Exercise objective: Say how many lines include "Pengertian", with no words around the number.

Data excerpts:
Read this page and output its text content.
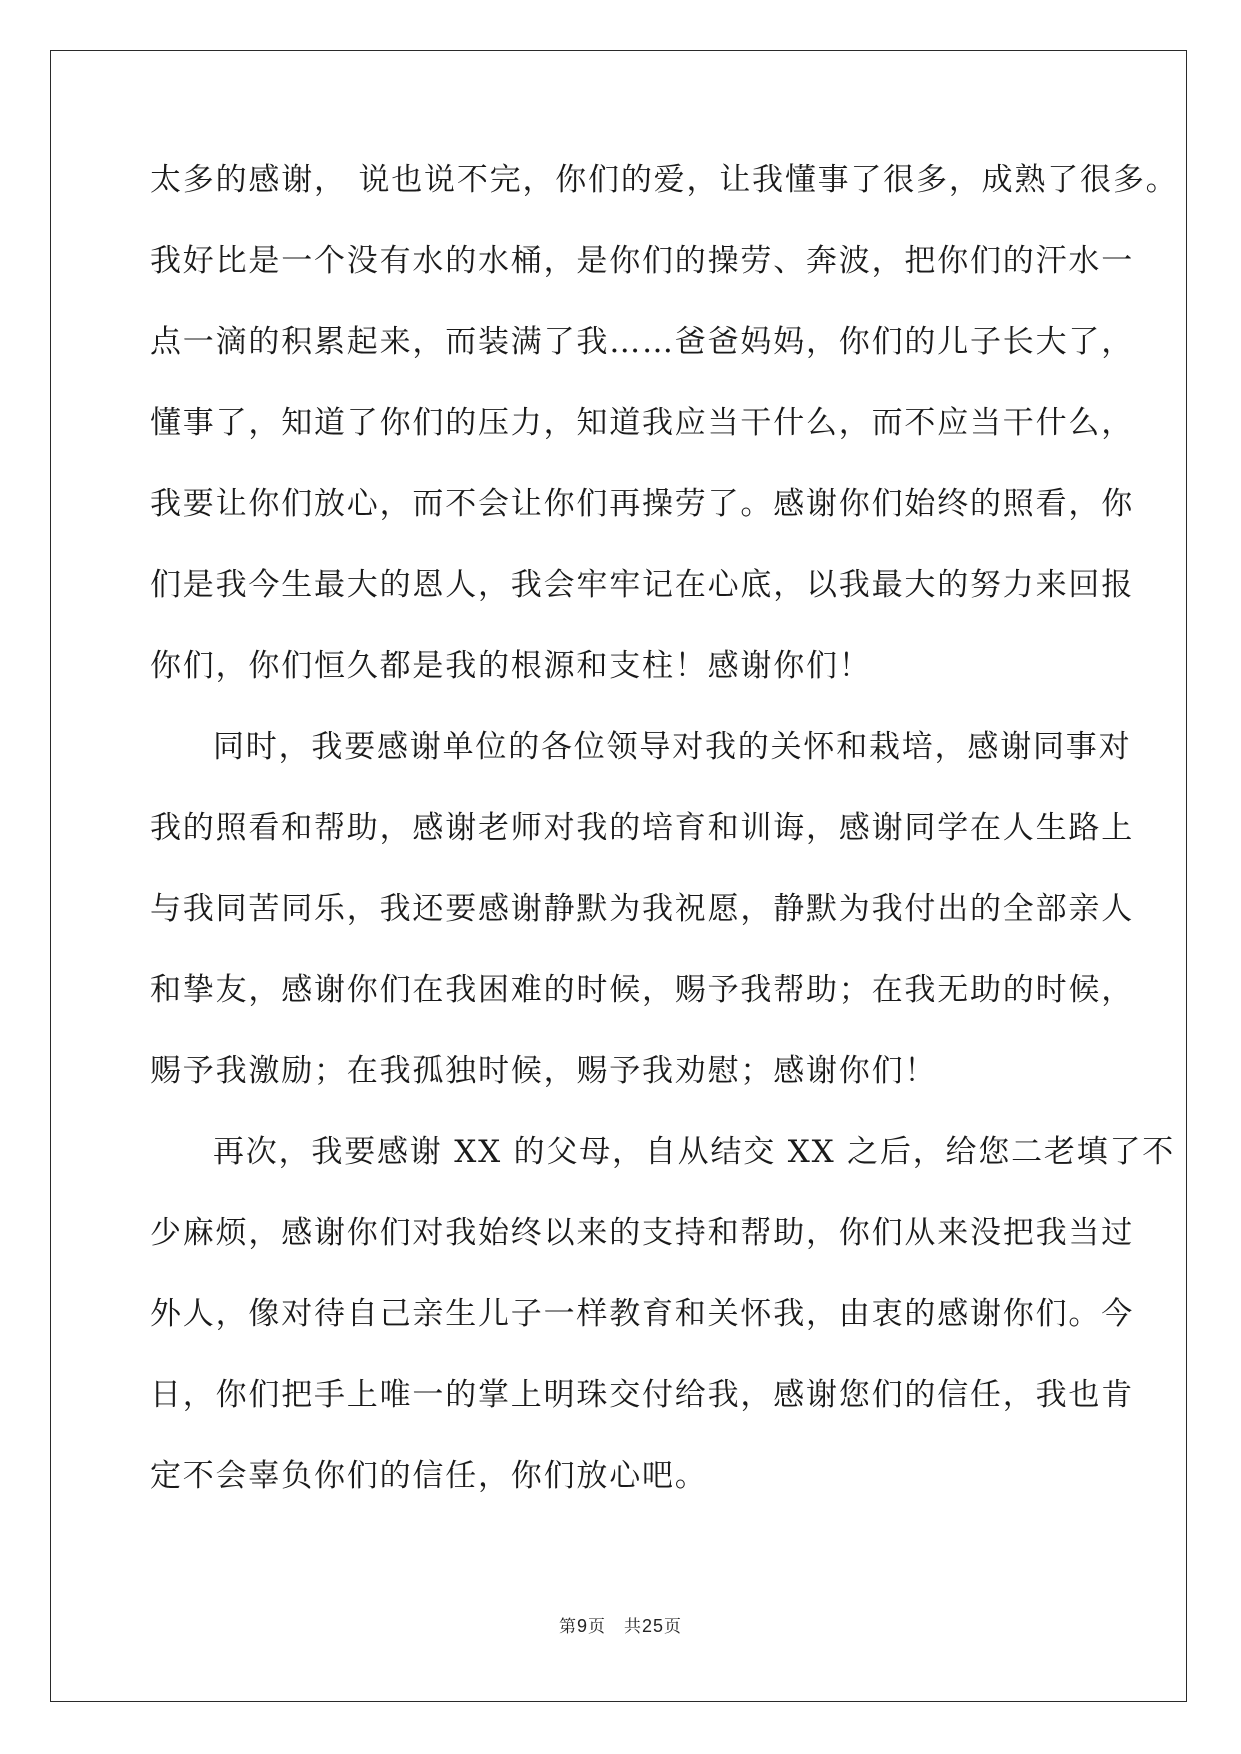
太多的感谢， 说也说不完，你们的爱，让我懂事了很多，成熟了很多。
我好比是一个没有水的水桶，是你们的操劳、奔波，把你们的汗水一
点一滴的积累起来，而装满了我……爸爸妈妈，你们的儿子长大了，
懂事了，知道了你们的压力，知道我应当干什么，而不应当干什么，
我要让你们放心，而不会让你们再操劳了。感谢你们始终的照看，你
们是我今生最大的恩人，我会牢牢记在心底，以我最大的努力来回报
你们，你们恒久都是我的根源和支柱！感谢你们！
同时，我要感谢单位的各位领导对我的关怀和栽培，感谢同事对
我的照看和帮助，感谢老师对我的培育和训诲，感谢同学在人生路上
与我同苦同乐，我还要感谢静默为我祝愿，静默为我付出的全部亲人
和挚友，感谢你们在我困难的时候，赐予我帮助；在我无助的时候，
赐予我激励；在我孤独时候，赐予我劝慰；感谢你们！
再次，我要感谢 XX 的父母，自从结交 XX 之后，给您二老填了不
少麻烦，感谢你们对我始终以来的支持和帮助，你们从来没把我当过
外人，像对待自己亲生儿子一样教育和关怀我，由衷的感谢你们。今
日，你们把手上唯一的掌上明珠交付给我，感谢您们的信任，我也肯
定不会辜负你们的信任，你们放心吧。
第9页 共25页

...

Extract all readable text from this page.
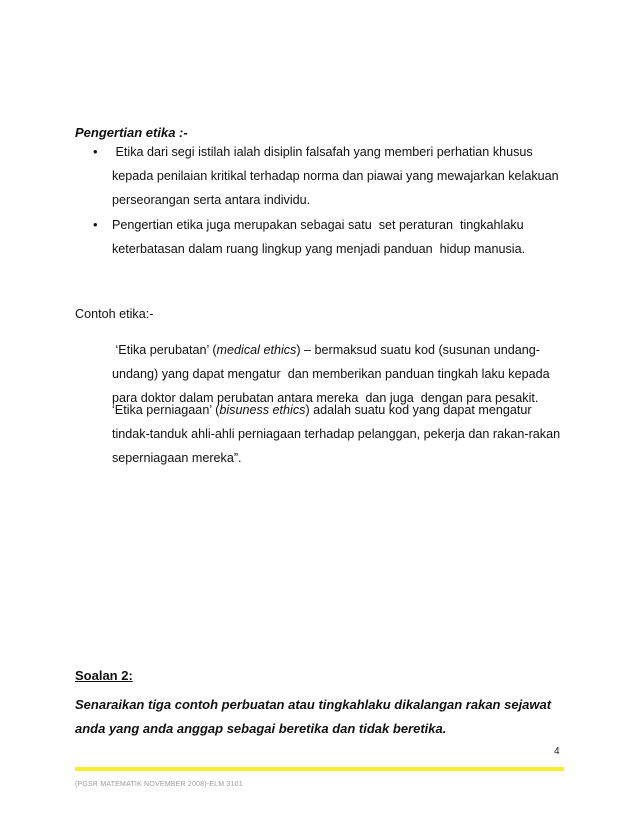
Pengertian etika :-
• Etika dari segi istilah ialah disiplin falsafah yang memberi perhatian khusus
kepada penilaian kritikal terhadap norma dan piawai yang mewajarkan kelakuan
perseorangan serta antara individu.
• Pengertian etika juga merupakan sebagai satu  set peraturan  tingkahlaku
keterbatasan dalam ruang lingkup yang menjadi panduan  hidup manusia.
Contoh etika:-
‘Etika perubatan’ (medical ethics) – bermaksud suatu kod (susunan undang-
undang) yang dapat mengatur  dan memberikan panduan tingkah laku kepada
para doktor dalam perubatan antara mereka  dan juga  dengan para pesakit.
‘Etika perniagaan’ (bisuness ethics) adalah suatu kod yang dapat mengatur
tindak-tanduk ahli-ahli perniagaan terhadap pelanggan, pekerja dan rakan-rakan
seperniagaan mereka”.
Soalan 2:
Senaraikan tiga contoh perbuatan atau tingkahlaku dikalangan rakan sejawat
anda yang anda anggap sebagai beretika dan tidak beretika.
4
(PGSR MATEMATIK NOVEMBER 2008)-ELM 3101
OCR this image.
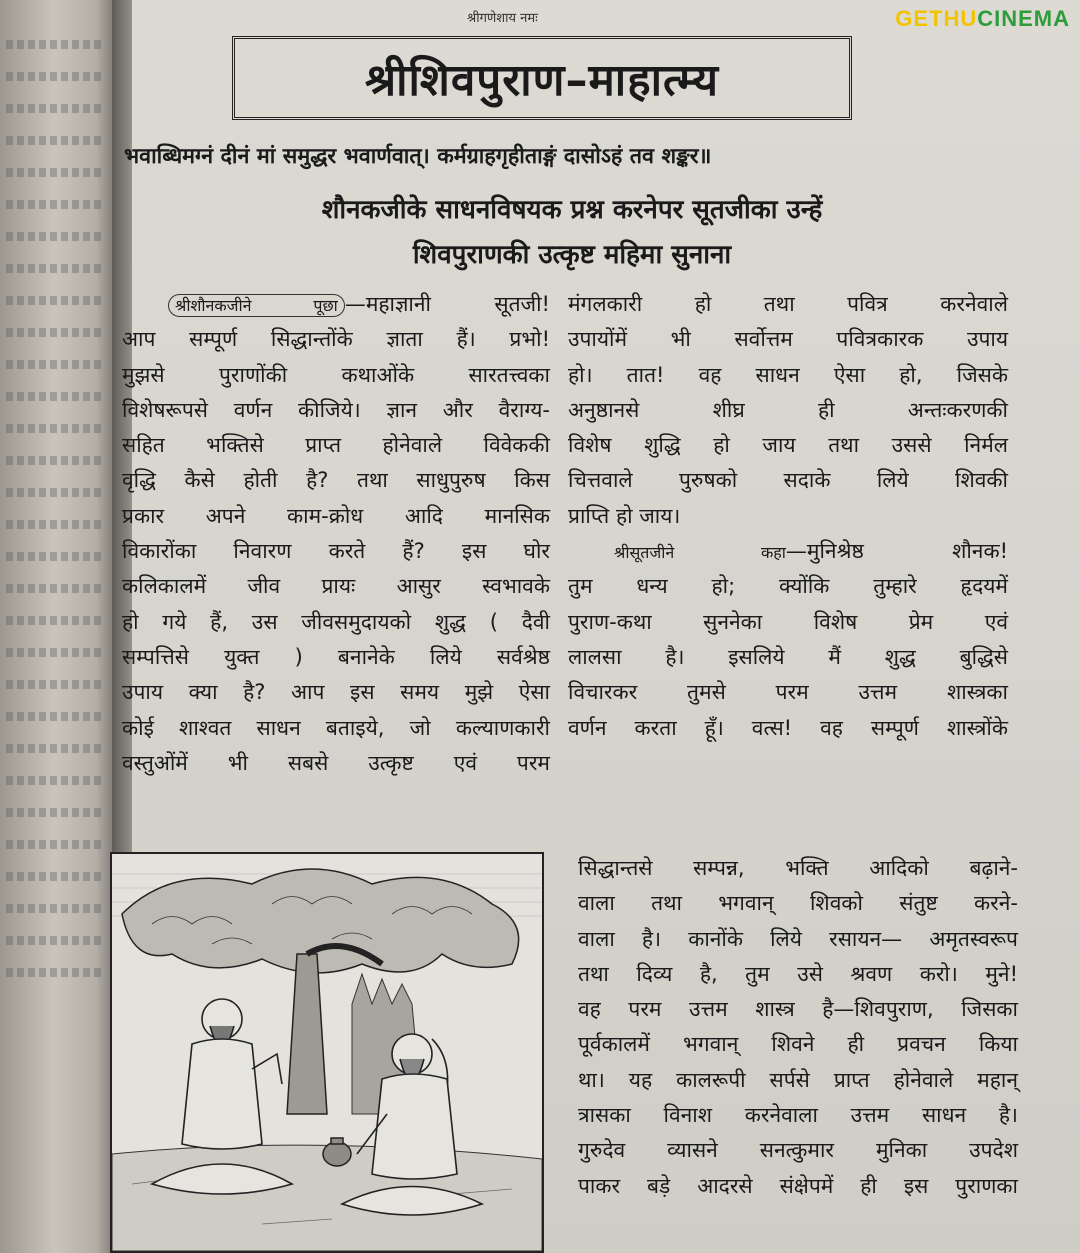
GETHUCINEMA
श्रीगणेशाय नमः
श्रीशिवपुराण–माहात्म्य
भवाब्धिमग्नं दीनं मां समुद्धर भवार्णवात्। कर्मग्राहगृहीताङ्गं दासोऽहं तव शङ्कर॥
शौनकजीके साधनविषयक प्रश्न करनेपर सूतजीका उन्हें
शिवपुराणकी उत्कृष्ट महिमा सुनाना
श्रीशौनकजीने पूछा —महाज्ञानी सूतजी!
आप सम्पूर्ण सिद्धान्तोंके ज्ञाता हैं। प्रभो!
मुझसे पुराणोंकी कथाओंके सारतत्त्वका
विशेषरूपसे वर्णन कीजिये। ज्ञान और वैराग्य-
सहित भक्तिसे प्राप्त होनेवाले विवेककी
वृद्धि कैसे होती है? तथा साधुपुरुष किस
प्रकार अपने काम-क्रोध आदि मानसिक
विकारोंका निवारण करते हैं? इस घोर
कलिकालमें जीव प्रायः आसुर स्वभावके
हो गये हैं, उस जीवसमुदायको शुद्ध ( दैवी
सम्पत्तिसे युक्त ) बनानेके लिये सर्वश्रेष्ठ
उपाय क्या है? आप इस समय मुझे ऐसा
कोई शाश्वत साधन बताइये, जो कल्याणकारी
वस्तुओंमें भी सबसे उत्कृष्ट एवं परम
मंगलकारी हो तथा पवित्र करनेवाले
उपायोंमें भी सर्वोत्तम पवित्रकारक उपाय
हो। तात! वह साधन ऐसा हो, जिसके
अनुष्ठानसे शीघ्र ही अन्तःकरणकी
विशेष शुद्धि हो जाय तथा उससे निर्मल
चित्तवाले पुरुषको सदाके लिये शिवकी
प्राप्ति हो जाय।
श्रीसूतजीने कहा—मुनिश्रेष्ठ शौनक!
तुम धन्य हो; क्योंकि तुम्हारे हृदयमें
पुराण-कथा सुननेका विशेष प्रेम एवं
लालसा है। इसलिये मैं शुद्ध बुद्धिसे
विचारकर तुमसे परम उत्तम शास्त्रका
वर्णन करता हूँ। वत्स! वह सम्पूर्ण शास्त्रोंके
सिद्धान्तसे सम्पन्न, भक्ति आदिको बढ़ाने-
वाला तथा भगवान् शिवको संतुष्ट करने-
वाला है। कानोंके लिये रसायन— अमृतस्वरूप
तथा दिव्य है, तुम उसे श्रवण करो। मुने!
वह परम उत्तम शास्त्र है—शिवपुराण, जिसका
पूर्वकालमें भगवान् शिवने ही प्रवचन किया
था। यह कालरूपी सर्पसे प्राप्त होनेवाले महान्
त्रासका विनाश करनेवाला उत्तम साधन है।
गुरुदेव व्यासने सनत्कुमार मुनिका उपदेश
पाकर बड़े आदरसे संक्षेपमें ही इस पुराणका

The completed task: 2